• [Work instructions]
Please find all lines in the data that hold the string "JSON" and copy them.

** START **

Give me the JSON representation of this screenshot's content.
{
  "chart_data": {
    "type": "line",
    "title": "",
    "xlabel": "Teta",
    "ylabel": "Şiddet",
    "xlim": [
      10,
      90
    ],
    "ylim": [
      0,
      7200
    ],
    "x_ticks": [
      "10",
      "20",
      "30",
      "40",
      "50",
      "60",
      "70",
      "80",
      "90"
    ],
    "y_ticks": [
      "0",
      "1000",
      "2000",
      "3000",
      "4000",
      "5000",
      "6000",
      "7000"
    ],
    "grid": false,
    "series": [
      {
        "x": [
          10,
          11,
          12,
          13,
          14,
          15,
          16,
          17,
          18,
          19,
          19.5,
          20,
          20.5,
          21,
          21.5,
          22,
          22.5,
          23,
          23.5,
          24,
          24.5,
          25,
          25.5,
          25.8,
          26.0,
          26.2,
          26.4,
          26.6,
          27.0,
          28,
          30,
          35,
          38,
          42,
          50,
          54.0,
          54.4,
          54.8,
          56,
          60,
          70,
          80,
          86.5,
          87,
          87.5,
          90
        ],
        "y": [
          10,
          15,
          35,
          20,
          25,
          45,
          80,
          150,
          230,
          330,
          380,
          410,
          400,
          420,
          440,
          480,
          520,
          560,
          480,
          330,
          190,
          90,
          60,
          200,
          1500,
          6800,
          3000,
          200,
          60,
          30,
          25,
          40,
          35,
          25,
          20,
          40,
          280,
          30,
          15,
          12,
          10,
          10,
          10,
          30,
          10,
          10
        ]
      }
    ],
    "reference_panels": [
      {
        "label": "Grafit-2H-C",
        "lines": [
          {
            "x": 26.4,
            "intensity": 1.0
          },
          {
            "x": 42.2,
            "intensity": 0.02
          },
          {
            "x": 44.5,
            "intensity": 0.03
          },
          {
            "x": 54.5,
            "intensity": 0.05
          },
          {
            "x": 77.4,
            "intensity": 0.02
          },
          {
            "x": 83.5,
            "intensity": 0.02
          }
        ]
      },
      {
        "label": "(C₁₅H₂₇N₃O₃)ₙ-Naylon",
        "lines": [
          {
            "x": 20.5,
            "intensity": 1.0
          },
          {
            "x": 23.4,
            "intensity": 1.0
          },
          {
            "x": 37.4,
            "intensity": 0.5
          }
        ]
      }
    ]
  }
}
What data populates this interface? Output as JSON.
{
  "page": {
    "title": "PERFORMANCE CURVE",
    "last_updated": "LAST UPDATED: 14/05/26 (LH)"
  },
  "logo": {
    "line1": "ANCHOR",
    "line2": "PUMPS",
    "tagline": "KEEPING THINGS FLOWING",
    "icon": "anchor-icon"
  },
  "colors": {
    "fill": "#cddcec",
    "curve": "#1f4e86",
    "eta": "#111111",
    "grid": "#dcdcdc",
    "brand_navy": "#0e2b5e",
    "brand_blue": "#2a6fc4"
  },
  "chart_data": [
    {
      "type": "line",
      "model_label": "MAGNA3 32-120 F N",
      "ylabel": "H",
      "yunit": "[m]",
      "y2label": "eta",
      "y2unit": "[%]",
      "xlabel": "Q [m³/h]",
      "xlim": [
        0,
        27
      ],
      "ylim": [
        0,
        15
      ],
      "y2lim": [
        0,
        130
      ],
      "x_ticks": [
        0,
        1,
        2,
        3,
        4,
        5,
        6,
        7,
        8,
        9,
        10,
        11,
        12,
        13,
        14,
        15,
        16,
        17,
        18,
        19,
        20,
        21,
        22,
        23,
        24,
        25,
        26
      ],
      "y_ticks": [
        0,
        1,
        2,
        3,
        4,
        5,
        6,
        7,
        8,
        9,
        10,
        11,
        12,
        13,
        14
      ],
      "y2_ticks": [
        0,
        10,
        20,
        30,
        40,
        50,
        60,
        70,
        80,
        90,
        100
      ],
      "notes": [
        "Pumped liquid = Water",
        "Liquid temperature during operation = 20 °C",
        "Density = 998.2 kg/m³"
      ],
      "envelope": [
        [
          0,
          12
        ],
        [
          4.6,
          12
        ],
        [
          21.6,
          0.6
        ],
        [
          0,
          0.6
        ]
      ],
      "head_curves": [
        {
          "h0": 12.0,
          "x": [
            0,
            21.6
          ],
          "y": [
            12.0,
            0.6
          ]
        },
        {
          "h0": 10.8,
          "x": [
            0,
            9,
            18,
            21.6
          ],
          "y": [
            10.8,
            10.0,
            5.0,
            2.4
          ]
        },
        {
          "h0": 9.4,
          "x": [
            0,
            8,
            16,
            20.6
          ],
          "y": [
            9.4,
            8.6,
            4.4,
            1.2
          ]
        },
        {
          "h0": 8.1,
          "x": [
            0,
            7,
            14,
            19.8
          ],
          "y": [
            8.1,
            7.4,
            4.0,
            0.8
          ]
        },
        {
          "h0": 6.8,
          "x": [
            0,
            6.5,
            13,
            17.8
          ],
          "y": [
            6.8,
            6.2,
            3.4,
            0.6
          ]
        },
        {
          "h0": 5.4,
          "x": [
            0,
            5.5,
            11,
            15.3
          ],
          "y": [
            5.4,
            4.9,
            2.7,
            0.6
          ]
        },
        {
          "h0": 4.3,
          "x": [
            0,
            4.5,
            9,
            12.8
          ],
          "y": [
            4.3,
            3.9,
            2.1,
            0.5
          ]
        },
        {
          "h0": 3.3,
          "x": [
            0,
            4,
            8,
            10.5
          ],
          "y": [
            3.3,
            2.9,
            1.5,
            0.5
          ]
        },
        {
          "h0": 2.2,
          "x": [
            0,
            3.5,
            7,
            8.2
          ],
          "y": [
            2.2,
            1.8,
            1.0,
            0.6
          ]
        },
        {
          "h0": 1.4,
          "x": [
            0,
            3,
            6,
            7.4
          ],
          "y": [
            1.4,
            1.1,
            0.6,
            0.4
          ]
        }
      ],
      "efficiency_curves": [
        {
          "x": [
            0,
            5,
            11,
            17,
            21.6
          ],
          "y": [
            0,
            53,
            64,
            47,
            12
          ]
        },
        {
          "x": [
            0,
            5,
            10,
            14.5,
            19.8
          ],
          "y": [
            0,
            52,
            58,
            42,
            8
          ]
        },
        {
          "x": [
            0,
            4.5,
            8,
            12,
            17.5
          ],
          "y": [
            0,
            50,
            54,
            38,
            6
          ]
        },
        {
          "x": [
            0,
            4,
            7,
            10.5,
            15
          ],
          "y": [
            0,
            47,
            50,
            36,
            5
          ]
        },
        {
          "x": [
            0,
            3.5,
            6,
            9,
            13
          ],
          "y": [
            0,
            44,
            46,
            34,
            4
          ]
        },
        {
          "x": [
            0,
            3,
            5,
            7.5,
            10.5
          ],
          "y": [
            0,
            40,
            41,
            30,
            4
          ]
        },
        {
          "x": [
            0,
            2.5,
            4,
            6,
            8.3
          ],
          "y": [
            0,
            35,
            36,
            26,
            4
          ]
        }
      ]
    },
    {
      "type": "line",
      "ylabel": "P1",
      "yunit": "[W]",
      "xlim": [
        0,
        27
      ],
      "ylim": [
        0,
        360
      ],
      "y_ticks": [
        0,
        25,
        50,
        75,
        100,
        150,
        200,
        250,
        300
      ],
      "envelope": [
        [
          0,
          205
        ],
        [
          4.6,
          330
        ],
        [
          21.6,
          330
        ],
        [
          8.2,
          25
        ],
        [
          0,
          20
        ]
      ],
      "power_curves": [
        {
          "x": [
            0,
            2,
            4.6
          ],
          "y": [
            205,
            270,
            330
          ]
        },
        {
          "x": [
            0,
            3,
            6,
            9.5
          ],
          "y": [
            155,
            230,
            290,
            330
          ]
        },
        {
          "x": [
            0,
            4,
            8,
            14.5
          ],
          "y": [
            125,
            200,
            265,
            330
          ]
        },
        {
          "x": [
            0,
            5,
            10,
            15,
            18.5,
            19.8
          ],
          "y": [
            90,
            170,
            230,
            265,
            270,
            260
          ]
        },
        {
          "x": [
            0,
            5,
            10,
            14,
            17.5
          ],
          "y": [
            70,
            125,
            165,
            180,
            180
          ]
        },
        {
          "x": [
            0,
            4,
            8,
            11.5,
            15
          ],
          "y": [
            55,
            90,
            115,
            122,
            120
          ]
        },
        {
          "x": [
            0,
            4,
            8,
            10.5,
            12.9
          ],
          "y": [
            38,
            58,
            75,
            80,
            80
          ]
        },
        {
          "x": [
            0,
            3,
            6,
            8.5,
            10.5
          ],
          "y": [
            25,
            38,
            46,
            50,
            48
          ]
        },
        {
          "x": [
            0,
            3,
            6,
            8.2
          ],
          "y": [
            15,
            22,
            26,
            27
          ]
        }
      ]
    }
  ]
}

** END **

• [Answer]
Give me the JSON representation of this screenshot's content.
What data populates this interface? Output as JSON.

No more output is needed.